++++ Material provided ++++
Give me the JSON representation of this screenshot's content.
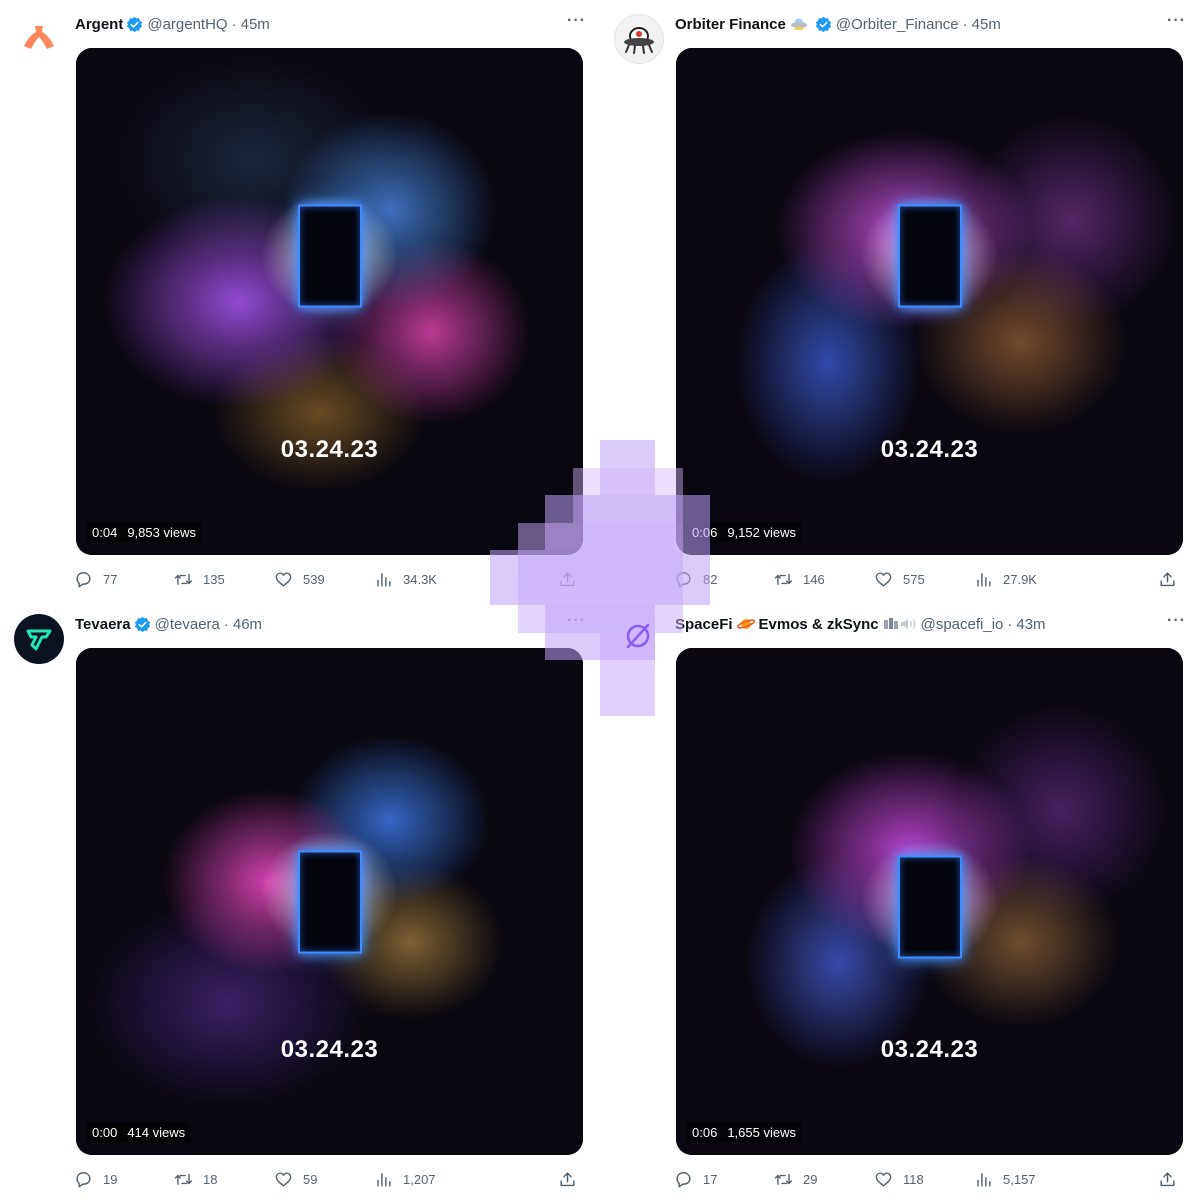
{
  "tweets": [
    {
      "name": "Argent",
      "handle": "@argentHQ",
      "time": "45m",
      "date_text": "03.24.23",
      "video_time": "0:04",
      "video_views": "9,853 views",
      "replies": "77",
      "retweets": "135",
      "likes": "539",
      "views": "34.3K",
      "avatar_icon": "argent-logo-icon",
      "accent": "#ff875b"
    },
    {
      "name": "Orbiter Finance",
      "handle": "@Orbiter_Finance",
      "time": "45m",
      "date_text": "03.24.23",
      "video_time": "0:06",
      "video_views": "9,152 views",
      "replies": "82",
      "retweets": "146",
      "likes": "575",
      "views": "27.9K",
      "avatar_icon": "orbiter-ufo-icon",
      "accent": "#e0e0e0"
    },
    {
      "name": "Tevaera",
      "handle": "@tevaera",
      "time": "46m",
      "date_text": "03.24.23",
      "video_time": "0:00",
      "video_views": "414 views",
      "replies": "19",
      "retweets": "18",
      "likes": "59",
      "views": "1,207",
      "avatar_icon": "tevaera-logo-icon",
      "accent": "#1de9b6"
    },
    {
      "name": "SpaceFi",
      "name_suffix": "Evmos & zkSync",
      "handle": "@spacefi_io",
      "time": "43m",
      "date_text": "03.24.23",
      "video_time": "0:06",
      "video_views": "1,655 views",
      "replies": "17",
      "retweets": "29",
      "likes": "118",
      "views": "5,157",
      "avatar_icon": "",
      "accent": "#ff9f1c"
    }
  ],
  "colors": {
    "verified": "#1d9bf0",
    "text_secondary": "#536471",
    "door_glow": "#3f8cff",
    "watermark": "#bea0fa"
  }
}
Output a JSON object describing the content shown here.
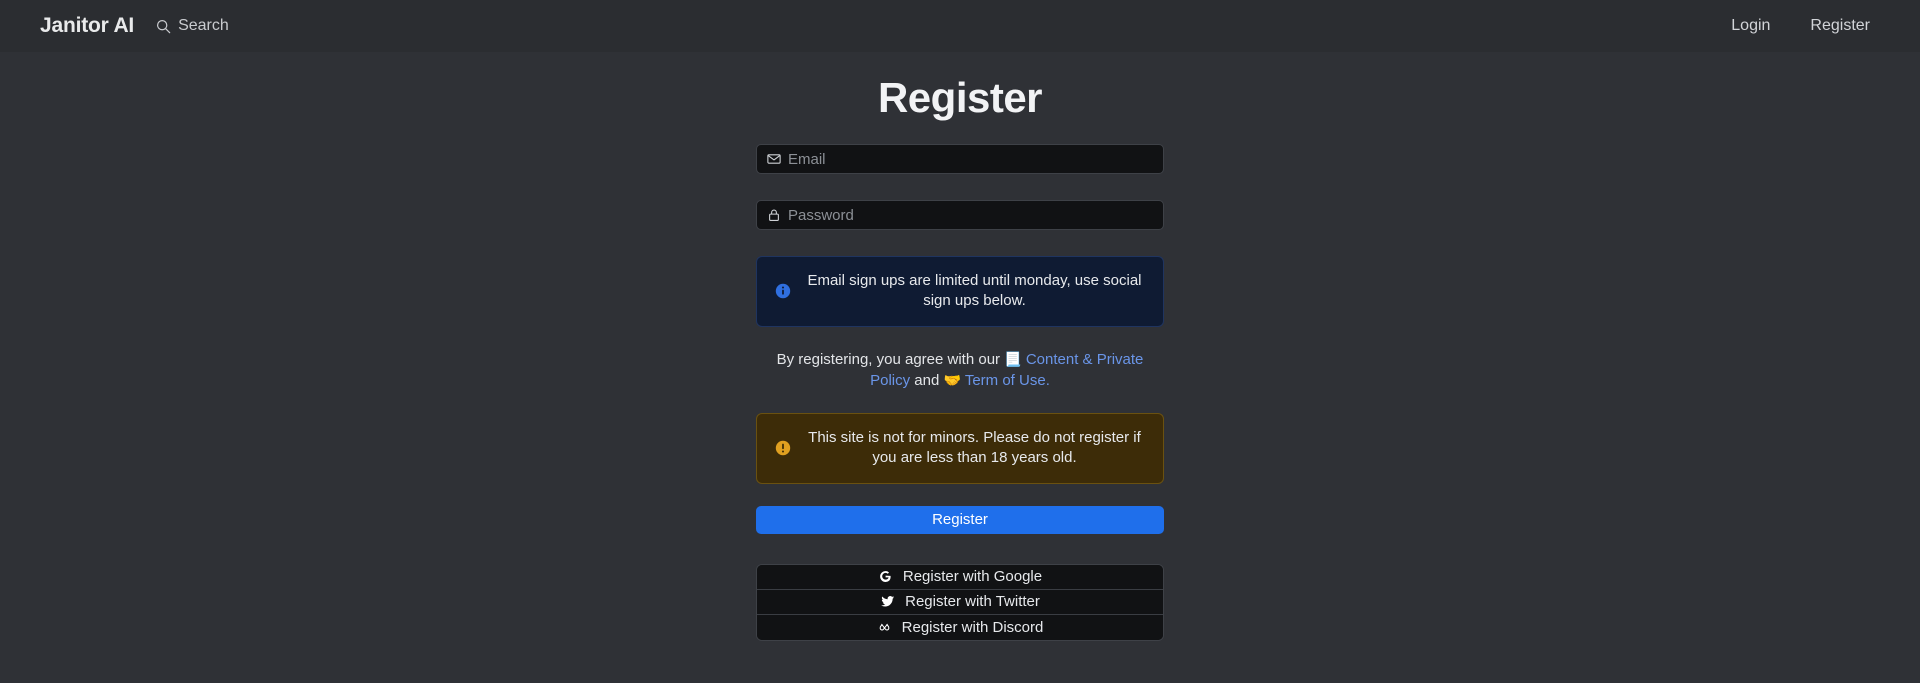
{
  "navbar": {
    "brand": "Janitor AI",
    "search_label": "Search",
    "search_icon": "search-icon",
    "links": [
      {
        "label": "Login",
        "name": "login"
      },
      {
        "label": "Register",
        "name": "register"
      }
    ]
  },
  "page": {
    "title": "Register"
  },
  "form": {
    "email": {
      "placeholder": "Email",
      "value": "",
      "icon": "envelope-icon"
    },
    "password": {
      "placeholder": "Password",
      "value": "",
      "icon": "lock-icon"
    },
    "info_alert": {
      "icon": "info-circle-icon",
      "text": "Email sign ups are limited until monday, use social sign ups below."
    },
    "terms": {
      "prefix": "By registering, you agree with our",
      "policy_emoji": "📃",
      "policy_link": "Content & Private Policy",
      "conjunction": "and",
      "terms_emoji": "🤝",
      "terms_link": "Term of Use."
    },
    "warning_alert": {
      "icon": "warning-circle-icon",
      "text": "This site is not for minors. Please do not register if you are less than 18 years old."
    },
    "submit_label": "Register",
    "social_buttons": [
      {
        "label": "Register with Google",
        "icon": "google-icon",
        "name": "google"
      },
      {
        "label": "Register with Twitter",
        "icon": "twitter-icon",
        "name": "twitter"
      },
      {
        "label": "Register with Discord",
        "icon": "discord-icon",
        "name": "discord"
      }
    ]
  },
  "colors": {
    "page_background": "#2f3136",
    "navbar_background": "#2b2d31",
    "input_background": "#111214",
    "accent_primary": "#1f6feb",
    "link": "#6a95e8",
    "info_background": "#0f1b33",
    "warning_background": "#3d2c08",
    "warning_icon": "#e0a020"
  }
}
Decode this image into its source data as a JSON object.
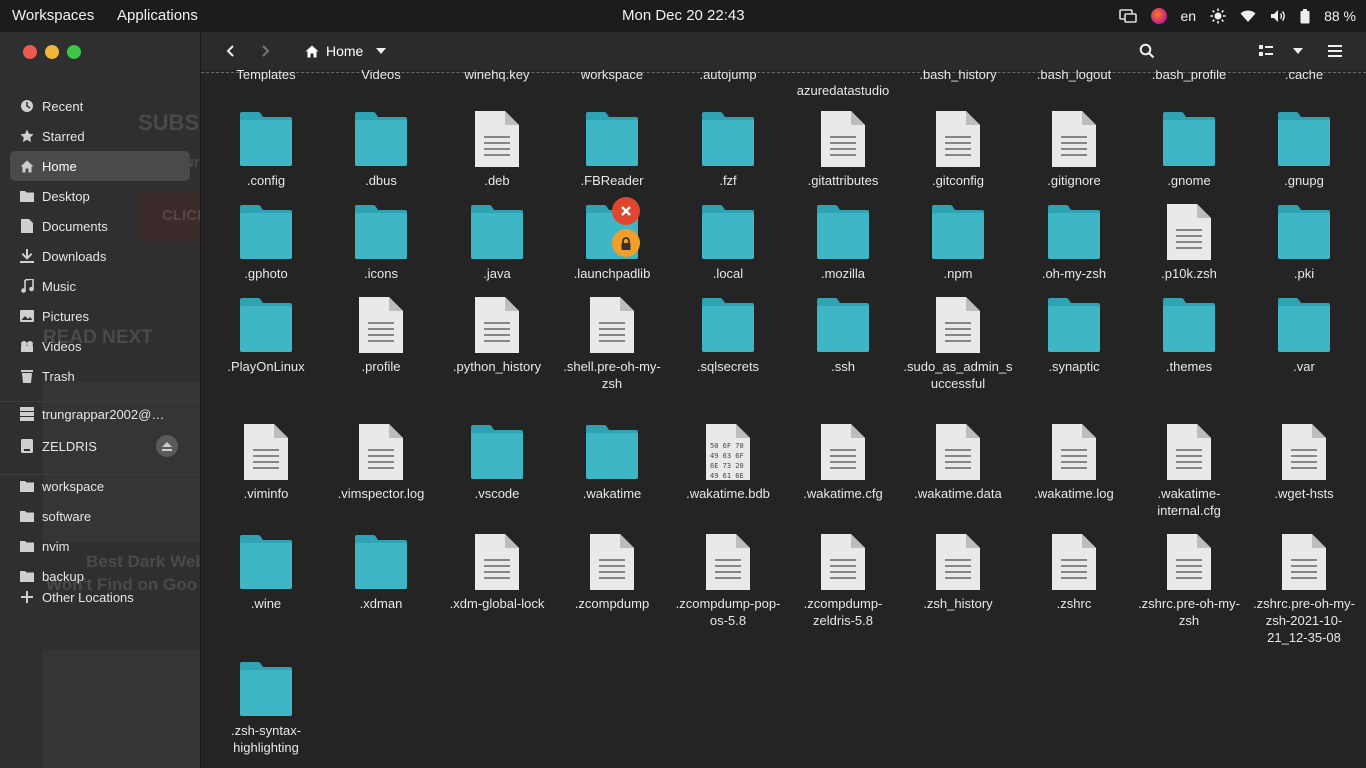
++++
> Given instruction: All preceding records should be duplicated verbatim, images excepted.

> Answer:
Give me the JSON representation of this screenshot's content.
{
  "tweets": [
    {
      "name": "Argent",
      "handle": "@argentHQ",
      "time": "45m",
      "date_text": "03.24.23",
      "video_time": "0:04",
      "video_views": "9,853 views",
      "replies": "77",
      "retweets": "135",
      "likes": "539",
      "views": "34.3K",
      "avatar_icon": "argent-logo-icon",
      "accent": "#ff875b"
    },
    {
      "name": "Orbiter Finance",
      "handle": "@Orbiter_Finance",
      "time": "45m",
      "date_text": "03.24.23",
      "video_time": "0:06",
      "video_views": "9,152 views",
      "replies": "82",
      "retweets": "146",
      "likes": "575",
      "views": "27.9K",
      "avatar_icon": "orbiter-ufo-icon",
      "accent": "#e0e0e0"
    },
    {
      "name": "Tevaera",
      "handle": "@tevaera",
      "time": "46m",
      "date_text": "03.24.23",
      "video_time": "0:00",
      "video_views": "414 views",
      "replies": "19",
      "retweets": "18",
      "likes": "59",
      "views": "1,207",
      "avatar_icon": "tevaera-logo-icon",
      "accent": "#1de9b6"
    },
    {
      "name": "SpaceFi",
      "name_suffix": "Evmos & zkSync",
      "handle": "@spacefi_io",
      "time": "43m",
      "date_text": "03.24.23",
      "video_time": "0:06",
      "video_views": "1,655 views",
      "replies": "17",
      "retweets": "29",
      "likes": "118",
      "views": "5,157",
      "avatar_icon": "",
      "accent": "#ff9f1c"
    }
  ],
  "colors": {
    "verified": "#1d9bf0",
    "text_secondary": "#536471",
    "door_glow": "#3f8cff",
    "watermark": "#bea0fa"
  }
}
Output a JSON object describing the content shown here.
{
  "navbar": {
    "brand": "Janitor AI",
    "search_label": "Search",
    "search_icon": "search-icon",
    "links": [
      {
        "label": "Login",
        "name": "login"
      },
      {
        "label": "Register",
        "name": "register"
      }
    ]
  },
  "page": {
    "title": "Register"
  },
  "form": {
    "email": {
      "placeholder": "Email",
      "value": "",
      "icon": "envelope-icon"
    },
    "password": {
      "placeholder": "Password",
      "value": "",
      "icon": "lock-icon"
    },
    "info_alert": {
      "icon": "info-circle-icon",
      "text": "Email sign ups are limited until monday, use social sign ups below."
    },
    "terms": {
      "prefix": "By registering, you agree with our",
      "policy_emoji": "📃",
      "policy_link": "Content & Private Policy",
      "conjunction": "and",
      "terms_emoji": "🤝",
      "terms_link": "Term of Use."
    },
    "warning_alert": {
      "icon": "warning-circle-icon",
      "text": "This site is not for minors. Please do not register if you are less than 18 years old."
    },
    "submit_label": "Register",
    "social_buttons": [
      {
        "label": "Register with Google",
        "icon": "google-icon",
        "name": "google"
      },
      {
        "label": "Register with Twitter",
        "icon": "twitter-icon",
        "name": "twitter"
      },
      {
        "label": "Register with Discord",
        "icon": "discord-icon",
        "name": "discord"
      }
    ]
  },
  "colors": {
    "page_background": "#2f3136",
    "navbar_background": "#2b2d31",
    "input_background": "#111214",
    "accent_primary": "#1f6feb",
    "link": "#6a95e8",
    "info_background": "#0f1b33",
    "warning_background": "#3d2c08",
    "warning_icon": "#e0a020"
  }
}
Decode this image into its source data as a JSON object.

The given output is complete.